__PROBLEM DETAILS__. What follows are records. Restate all of them word for word.

===== INFORMATION SUPPLIED

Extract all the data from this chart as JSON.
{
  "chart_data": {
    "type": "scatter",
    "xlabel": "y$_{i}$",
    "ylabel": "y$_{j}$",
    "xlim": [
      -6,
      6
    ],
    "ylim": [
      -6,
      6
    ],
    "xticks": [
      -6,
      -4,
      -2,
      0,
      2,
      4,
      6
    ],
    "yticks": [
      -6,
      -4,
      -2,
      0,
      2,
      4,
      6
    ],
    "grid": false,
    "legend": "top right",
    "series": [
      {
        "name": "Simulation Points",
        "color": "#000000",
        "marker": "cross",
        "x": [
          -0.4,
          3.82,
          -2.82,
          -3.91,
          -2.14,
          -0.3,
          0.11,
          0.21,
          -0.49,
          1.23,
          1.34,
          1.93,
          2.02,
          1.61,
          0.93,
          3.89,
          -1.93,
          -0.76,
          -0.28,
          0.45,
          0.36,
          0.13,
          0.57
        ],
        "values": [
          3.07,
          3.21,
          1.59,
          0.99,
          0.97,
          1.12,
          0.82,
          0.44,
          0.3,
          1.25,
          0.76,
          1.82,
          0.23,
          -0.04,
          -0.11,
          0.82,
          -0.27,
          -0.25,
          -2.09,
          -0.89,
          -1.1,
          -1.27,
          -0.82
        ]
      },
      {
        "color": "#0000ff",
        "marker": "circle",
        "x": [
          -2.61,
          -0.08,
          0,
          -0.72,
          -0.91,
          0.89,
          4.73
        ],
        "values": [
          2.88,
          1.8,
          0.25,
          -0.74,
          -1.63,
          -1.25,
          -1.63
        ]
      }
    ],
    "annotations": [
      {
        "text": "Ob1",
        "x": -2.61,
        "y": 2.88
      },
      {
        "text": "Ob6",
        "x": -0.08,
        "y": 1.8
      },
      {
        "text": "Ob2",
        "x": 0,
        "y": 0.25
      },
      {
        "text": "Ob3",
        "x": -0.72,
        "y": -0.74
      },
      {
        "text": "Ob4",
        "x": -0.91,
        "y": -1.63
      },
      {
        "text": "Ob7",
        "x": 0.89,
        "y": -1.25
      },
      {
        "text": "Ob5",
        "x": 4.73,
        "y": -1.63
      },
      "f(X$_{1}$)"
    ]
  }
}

==========

__ANSWER__.
Extract all the data from this chart as JSON.
{
  "chart_data": {
    "type": "scatter",
    "xlabel": "y$_{i}$",
    "ylabel": "y$_{j}$",
    "xlim": [
      -6,
      6
    ],
    "ylim": [
      -6,
      6
    ],
    "xticks": [
      -6,
      -4,
      -2,
      0,
      2,
      4,
      6
    ],
    "yticks": [
      -6,
      -4,
      -2,
      0,
      2,
      4,
      6
    ],
    "grid": false,
    "legend": "top right",
    "series": [
      {
        "name": "Simulation Points",
        "color": "#000000",
        "marker": "cross",
        "x": [
          -0.4,
          3.82,
          -2.82,
          -3.91,
          -2.14,
          -0.3,
          0.11,
          0.21,
          -0.49,
          1.23,
          1.34,
          1.93,
          2.02,
          1.61,
          0.93,
          3.89,
          -1.93,
          -0.76,
          -0.28,
          0.45,
          0.36,
          0.13,
          0.57
        ],
        "values": [
          3.07,
          3.21,
          1.59,
          0.99,
          0.97,
          1.12,
          0.82,
          0.44,
          0.3,
          1.25,
          0.76,
          1.82,
          0.23,
          -0.04,
          -0.11,
          0.82,
          -0.27,
          -0.25,
          -2.09,
          -0.89,
          -1.1,
          -1.27,
          -0.82
        ]
      },
      {
        "color": "#0000ff",
        "marker": "circle",
        "x": [
          -2.61,
          -0.08,
          0,
          -0.72,
          -0.91,
          0.89,
          4.73
        ],
        "values": [
          2.88,
          1.8,
          0.25,
          -0.74,
          -1.63,
          -1.25,
          -1.63
        ]
      }
    ],
    "annotations": [
      {
        "text": "Ob1",
        "x": -2.61,
        "y": 2.88
      },
      {
        "text": "Ob6",
        "x": -0.08,
        "y": 1.8
      },
      {
        "text": "Ob2",
        "x": 0,
        "y": 0.25
      },
      {
        "text": "Ob3",
        "x": -0.72,
        "y": -0.74
      },
      {
        "text": "Ob4",
        "x": -0.91,
        "y": -1.63
      },
      {
        "text": "Ob7",
        "x": 0.89,
        "y": -1.25
      },
      {
        "text": "Ob5",
        "x": 4.73,
        "y": -1.63
      },
      "f(X$_{1}$)"
    ]
  }
}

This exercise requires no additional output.